Start DATASET EXTRACT

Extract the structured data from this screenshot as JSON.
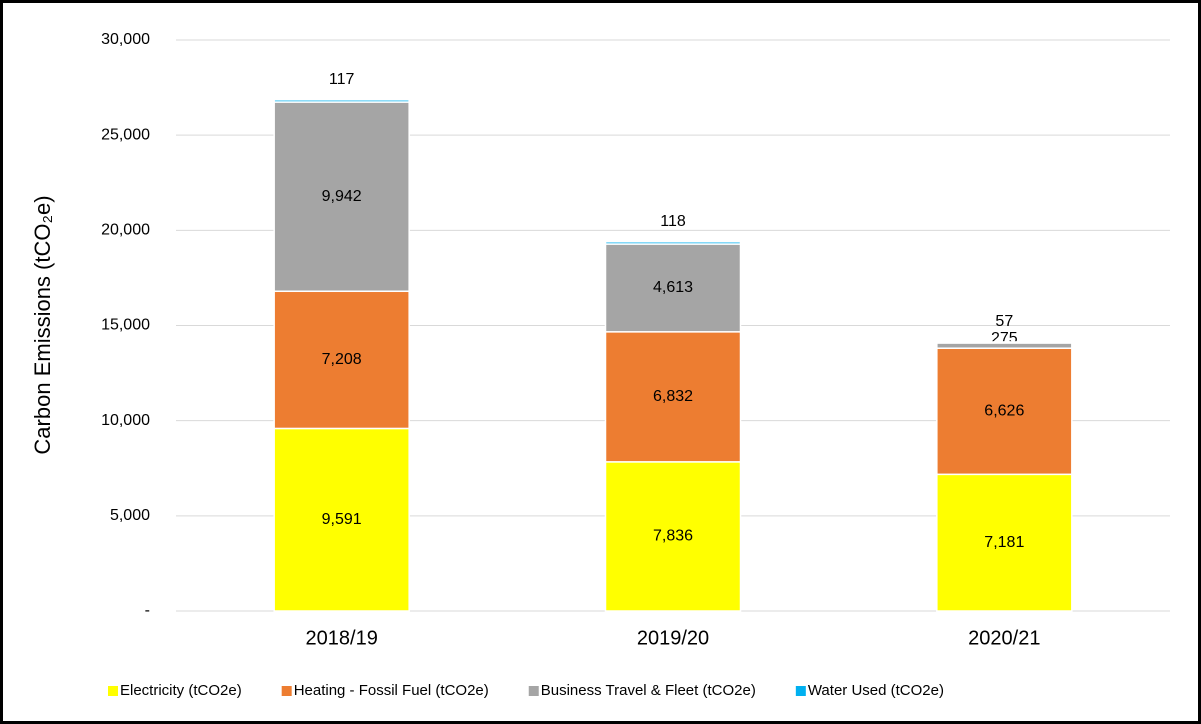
{
  "chart_data": {
    "type": "stacked_bar",
    "y_label": "Carbon Emissions (tCO₂e)",
    "categories": [
      "2018/19",
      "2019/20",
      "2020/21"
    ],
    "series": [
      {
        "name": "Electricity (tCO2e)",
        "color": "#ffff00",
        "values": [
          9591,
          7836,
          7181
        ],
        "value_labels": [
          "9,591",
          "7,836",
          "7,181"
        ]
      },
      {
        "name": "Heating - Fossil Fuel (tCO2e)",
        "color": "#ed7d31",
        "values": [
          7208,
          6832,
          6626
        ],
        "value_labels": [
          "7,208",
          "6,832",
          "6,626"
        ]
      },
      {
        "name": "Business Travel & Fleet (tCO2e)",
        "color": "#a5a5a5",
        "values": [
          9942,
          4613,
          275
        ],
        "value_labels": [
          "9,942",
          "4,613",
          "275"
        ]
      },
      {
        "name": "Water Used (tCO2e)",
        "color": "#00b0f0",
        "values": [
          117,
          118,
          57
        ],
        "value_labels": [
          "117",
          "118",
          "57"
        ]
      }
    ],
    "ylim": [
      0,
      30000
    ],
    "yticks": [
      {
        "value": 0,
        "label": "-"
      },
      {
        "value": 5000,
        "label": "5,000"
      },
      {
        "value": 10000,
        "label": "10,000"
      },
      {
        "value": 15000,
        "label": "15,000"
      },
      {
        "value": 20000,
        "label": "20,000"
      },
      {
        "value": 25000,
        "label": "25,000"
      },
      {
        "value": 30000,
        "label": "30,000"
      }
    ],
    "grid": true,
    "legend": "bottom"
  }
}
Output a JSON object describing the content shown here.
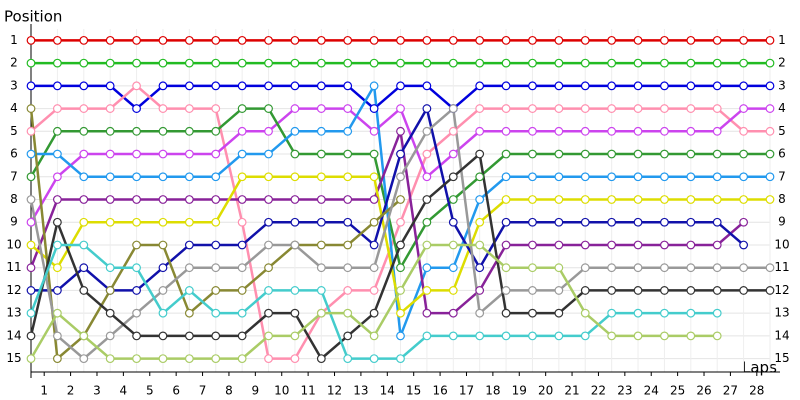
{
  "chart_data": {
    "type": "line",
    "y_label": "Position",
    "x_label": "Laps",
    "x": [
      0,
      1,
      2,
      3,
      4,
      5,
      6,
      7,
      8,
      9,
      10,
      11,
      12,
      13,
      14,
      15,
      16,
      17,
      18,
      19,
      20,
      21,
      22,
      23,
      24,
      25,
      26,
      27,
      28
    ],
    "xlim": [
      0,
      28
    ],
    "ylim": [
      15.5,
      0.5
    ],
    "xticks": [
      {
        "value": 0.5,
        "label": "1"
      },
      {
        "value": 1.5,
        "label": "2"
      },
      {
        "value": 2.5,
        "label": "3"
      },
      {
        "value": 3.5,
        "label": "4"
      },
      {
        "value": 4.5,
        "label": "5"
      },
      {
        "value": 5.5,
        "label": "6"
      },
      {
        "value": 6.5,
        "label": "7"
      },
      {
        "value": 7.5,
        "label": "8"
      },
      {
        "value": 8.5,
        "label": "9"
      },
      {
        "value": 9.5,
        "label": "10"
      },
      {
        "value": 10.5,
        "label": "11"
      },
      {
        "value": 11.5,
        "label": "12"
      },
      {
        "value": 12.5,
        "label": "13"
      },
      {
        "value": 13.5,
        "label": "14"
      },
      {
        "value": 14.5,
        "label": "15"
      },
      {
        "value": 15.5,
        "label": "16"
      },
      {
        "value": 16.5,
        "label": "17"
      },
      {
        "value": 17.5,
        "label": "18"
      },
      {
        "value": 18.5,
        "label": "19"
      },
      {
        "value": 19.5,
        "label": "20"
      },
      {
        "value": 20.5,
        "label": "21"
      },
      {
        "value": 21.5,
        "label": "22"
      },
      {
        "value": 22.5,
        "label": "23"
      },
      {
        "value": 23.5,
        "label": "24"
      },
      {
        "value": 24.5,
        "label": "25"
      },
      {
        "value": 25.5,
        "label": "26"
      },
      {
        "value": 26.5,
        "label": "27"
      },
      {
        "value": 27.5,
        "label": "28"
      }
    ],
    "yticks": [
      1,
      2,
      3,
      4,
      5,
      6,
      7,
      8,
      9,
      10,
      11,
      12,
      13,
      14,
      15
    ],
    "grid": true,
    "series": [
      {
        "color": "#dd0000",
        "values": [
          1,
          1,
          1,
          1,
          1,
          1,
          1,
          1,
          1,
          1,
          1,
          1,
          1,
          1,
          1,
          1,
          1,
          1,
          1,
          1,
          1,
          1,
          1,
          1,
          1,
          1,
          1,
          1,
          1
        ]
      },
      {
        "color": "#22bb22",
        "values": [
          2,
          2,
          2,
          2,
          2,
          2,
          2,
          2,
          2,
          2,
          2,
          2,
          2,
          2,
          2,
          2,
          2,
          2,
          2,
          2,
          2,
          2,
          2,
          2,
          2,
          2,
          2,
          2,
          2
        ]
      },
      {
        "color": "#0000dd",
        "values": [
          3,
          3,
          3,
          3,
          4,
          3,
          3,
          3,
          3,
          3,
          3,
          3,
          3,
          4,
          3,
          3,
          4,
          3,
          3,
          3,
          3,
          3,
          3,
          3,
          3,
          3,
          3,
          3,
          3
        ]
      },
      {
        "color": "#ff8faf",
        "values": [
          5,
          4,
          4,
          4,
          3,
          4,
          4,
          4,
          9,
          15,
          15,
          13,
          12,
          12,
          9,
          6,
          5,
          4,
          4,
          4,
          4,
          4,
          4,
          4,
          4,
          4,
          4,
          5,
          5
        ]
      },
      {
        "color": "#cc44ee",
        "values": [
          9,
          7,
          6,
          6,
          6,
          6,
          6,
          6,
          5,
          5,
          4,
          4,
          4,
          5,
          4,
          7,
          6,
          5,
          5,
          5,
          5,
          5,
          5,
          5,
          5,
          5,
          5,
          4,
          4
        ]
      },
      {
        "color": "#339933",
        "values": [
          7,
          5,
          5,
          5,
          5,
          5,
          5,
          5,
          4,
          4,
          6,
          6,
          6,
          6,
          11,
          9,
          8,
          7,
          6,
          6,
          6,
          6,
          6,
          6,
          6,
          6,
          6,
          6,
          6
        ]
      },
      {
        "color": "#2299ee",
        "values": [
          6,
          6,
          7,
          7,
          7,
          7,
          7,
          7,
          6,
          6,
          5,
          5,
          5,
          3,
          14,
          11,
          11,
          8,
          7,
          7,
          7,
          7,
          7,
          7,
          7,
          7,
          7,
          7,
          7
        ]
      },
      {
        "color": "#882299",
        "values": [
          11,
          8,
          8,
          8,
          8,
          8,
          8,
          8,
          8,
          8,
          8,
          8,
          8,
          8,
          5,
          13,
          13,
          12,
          10,
          10,
          10,
          10,
          10,
          10,
          10,
          10,
          10,
          9,
          null
        ]
      },
      {
        "color": "#dddd00",
        "values": [
          10,
          11,
          9,
          9,
          9,
          9,
          9,
          9,
          7,
          7,
          7,
          7,
          7,
          7,
          13,
          12,
          12,
          9,
          8,
          8,
          8,
          8,
          8,
          8,
          8,
          8,
          8,
          8,
          8
        ]
      },
      {
        "color": "#1111aa",
        "values": [
          12,
          12,
          11,
          12,
          12,
          11,
          10,
          10,
          10,
          9,
          9,
          9,
          9,
          10,
          6,
          4,
          9,
          11,
          9,
          9,
          9,
          9,
          9,
          9,
          9,
          9,
          9,
          10,
          null
        ]
      },
      {
        "color": "#888833",
        "values": [
          4,
          15,
          14,
          12,
          10,
          10,
          13,
          12,
          12,
          11,
          10,
          10,
          10,
          9,
          8,
          null,
          null,
          null,
          null,
          null,
          null,
          null,
          null,
          null,
          null,
          null,
          null,
          null,
          null
        ]
      },
      {
        "color": "#999999",
        "values": [
          8,
          14,
          15,
          14,
          13,
          12,
          11,
          11,
          11,
          10,
          10,
          11,
          11,
          11,
          7,
          5,
          4,
          13,
          12,
          12,
          12,
          11,
          11,
          11,
          11,
          11,
          11,
          11,
          11
        ]
      },
      {
        "color": "#333333",
        "values": [
          14,
          9,
          12,
          13,
          14,
          14,
          14,
          14,
          14,
          13,
          13,
          15,
          14,
          13,
          10,
          8,
          7,
          6,
          13,
          13,
          13,
          12,
          12,
          12,
          12,
          12,
          12,
          12,
          12
        ]
      },
      {
        "color": "#44cccc",
        "values": [
          13,
          10,
          10,
          11,
          11,
          13,
          12,
          13,
          13,
          12,
          12,
          12,
          15,
          15,
          15,
          14,
          14,
          14,
          14,
          14,
          14,
          14,
          13,
          13,
          13,
          13,
          13,
          null,
          null
        ]
      },
      {
        "color": "#aacc66",
        "values": [
          15,
          13,
          14,
          15,
          15,
          15,
          15,
          15,
          15,
          14,
          14,
          13,
          13,
          14,
          12,
          10,
          10,
          10,
          11,
          11,
          11,
          13,
          14,
          14,
          14,
          14,
          14,
          null,
          null
        ]
      }
    ]
  }
}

End DATASET EXTRACT

* _EXERCISE_
Scan the data for the word "JSON" and copy every line where it shows up.

* _RESPONSE_
Extract the structured data from this screenshot as JSON.
Output a JSON object describing the content shown here.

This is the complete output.